(Records from a data collection)
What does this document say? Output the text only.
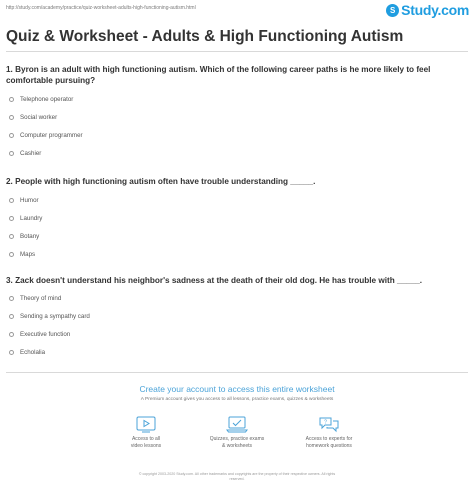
http://study.com/academy/practice/quiz-worksheet-adults-high-functioning-autism.html	S Study.com
Quiz & Worksheet - Adults & High Functioning Autism
1. Byron is an adult with high functioning autism. Which of the following career paths is he more likely to feel
comfortable pursuing?
Telephone operator
Social worker
Computer programmer
Cashier
2. People with high functioning autism often have trouble understanding _____.
Humor
Laundry
Botany
Maps
3. Zack doesn't understand his neighbor's sadness at the death of their old dog. He has trouble with _____.
Theory of mind
Sending a sympathy card
Executive function
Echolalia
Create your account to access this entire worksheet
A Premium account gives you access to all lessons, practice exams, quizzes & worksheets
Access to all
video lessons
Quizzes, practice exams
& worksheets
?
Access to experts for
homework questions
© copyright 2003-2020 Study.com. All other trademarks and copyrights are the property of their respective owners. All rights
reserved.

Work to be completed:
What number of lines in the records contain the word "this"? Answer with that number alone.

The completed task:
2